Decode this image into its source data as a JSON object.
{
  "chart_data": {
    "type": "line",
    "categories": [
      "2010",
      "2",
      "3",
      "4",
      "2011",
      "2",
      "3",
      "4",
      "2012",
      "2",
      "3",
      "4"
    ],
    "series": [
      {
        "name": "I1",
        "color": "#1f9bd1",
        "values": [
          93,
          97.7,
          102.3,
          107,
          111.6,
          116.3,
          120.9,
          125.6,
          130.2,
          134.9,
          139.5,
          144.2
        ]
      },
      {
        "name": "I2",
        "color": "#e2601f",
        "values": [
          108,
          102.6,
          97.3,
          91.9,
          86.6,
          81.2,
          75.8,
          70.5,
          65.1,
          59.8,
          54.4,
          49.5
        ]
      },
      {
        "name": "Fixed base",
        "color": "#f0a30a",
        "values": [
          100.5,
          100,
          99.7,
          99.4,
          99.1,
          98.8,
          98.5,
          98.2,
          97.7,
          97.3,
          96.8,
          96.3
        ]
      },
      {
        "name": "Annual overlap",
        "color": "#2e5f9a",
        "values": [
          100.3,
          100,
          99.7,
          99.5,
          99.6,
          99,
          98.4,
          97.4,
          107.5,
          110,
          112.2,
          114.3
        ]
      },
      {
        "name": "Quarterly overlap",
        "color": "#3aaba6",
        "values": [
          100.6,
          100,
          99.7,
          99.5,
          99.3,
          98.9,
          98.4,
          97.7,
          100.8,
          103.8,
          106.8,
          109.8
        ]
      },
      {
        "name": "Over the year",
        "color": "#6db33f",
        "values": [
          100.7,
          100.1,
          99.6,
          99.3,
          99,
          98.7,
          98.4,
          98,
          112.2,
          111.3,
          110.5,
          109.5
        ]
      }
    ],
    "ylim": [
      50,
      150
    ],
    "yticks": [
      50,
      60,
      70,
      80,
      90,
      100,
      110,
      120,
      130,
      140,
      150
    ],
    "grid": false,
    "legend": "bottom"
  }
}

====

### [Instruction]
In the records above, how many lines include the string "name"? Answer with only the number.

### [Exercise answer]
6